> **What is asked**:
Wherever the word "battery" turns up in a line of the entries, copy that line.

---*---

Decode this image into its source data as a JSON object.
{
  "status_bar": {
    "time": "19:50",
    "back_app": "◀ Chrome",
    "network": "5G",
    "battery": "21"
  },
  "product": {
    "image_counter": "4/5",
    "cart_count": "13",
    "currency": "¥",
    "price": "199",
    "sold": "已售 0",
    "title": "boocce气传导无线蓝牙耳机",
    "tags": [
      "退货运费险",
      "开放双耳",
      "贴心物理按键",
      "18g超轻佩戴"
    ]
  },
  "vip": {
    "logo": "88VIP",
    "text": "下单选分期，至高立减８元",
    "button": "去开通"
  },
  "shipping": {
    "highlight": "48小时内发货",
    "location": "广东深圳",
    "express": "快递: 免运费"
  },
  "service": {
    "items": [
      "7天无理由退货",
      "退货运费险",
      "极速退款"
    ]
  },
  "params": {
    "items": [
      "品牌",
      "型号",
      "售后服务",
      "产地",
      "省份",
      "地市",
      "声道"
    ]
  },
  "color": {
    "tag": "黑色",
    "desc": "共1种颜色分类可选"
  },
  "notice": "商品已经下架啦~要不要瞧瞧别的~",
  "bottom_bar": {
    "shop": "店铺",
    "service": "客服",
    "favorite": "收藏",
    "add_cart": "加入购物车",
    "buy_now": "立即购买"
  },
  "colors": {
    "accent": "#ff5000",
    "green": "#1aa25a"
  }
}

---*---

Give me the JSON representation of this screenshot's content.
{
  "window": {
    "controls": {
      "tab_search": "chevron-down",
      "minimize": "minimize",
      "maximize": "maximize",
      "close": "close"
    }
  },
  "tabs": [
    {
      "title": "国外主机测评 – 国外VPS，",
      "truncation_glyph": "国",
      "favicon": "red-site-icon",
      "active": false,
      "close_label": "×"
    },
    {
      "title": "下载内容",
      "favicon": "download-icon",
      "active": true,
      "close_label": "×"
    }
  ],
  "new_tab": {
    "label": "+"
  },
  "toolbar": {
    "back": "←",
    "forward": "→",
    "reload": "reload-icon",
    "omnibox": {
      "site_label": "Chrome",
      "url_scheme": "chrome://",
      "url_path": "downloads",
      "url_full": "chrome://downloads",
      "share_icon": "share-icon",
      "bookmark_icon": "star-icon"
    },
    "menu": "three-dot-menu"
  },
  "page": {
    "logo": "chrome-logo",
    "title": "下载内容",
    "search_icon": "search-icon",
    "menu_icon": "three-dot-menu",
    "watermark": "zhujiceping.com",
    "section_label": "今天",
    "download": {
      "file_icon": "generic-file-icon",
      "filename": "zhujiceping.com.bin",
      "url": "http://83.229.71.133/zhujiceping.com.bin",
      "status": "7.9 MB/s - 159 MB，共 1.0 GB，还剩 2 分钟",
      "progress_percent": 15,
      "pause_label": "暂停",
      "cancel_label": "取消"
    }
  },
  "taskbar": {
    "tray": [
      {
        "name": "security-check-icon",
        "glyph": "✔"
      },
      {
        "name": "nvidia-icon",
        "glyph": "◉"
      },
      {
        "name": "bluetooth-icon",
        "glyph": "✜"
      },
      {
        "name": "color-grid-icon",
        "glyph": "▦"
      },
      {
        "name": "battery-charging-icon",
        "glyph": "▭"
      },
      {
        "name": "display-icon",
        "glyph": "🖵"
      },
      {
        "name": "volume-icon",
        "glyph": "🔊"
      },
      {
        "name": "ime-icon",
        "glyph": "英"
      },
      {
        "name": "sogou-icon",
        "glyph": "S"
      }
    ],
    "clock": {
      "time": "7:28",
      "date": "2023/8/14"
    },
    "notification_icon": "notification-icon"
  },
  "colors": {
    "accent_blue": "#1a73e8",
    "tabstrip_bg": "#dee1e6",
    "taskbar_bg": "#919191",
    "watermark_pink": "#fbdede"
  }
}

---*---

> **Completed task**:
    "battery": "21"
        "name": "battery-charging-icon",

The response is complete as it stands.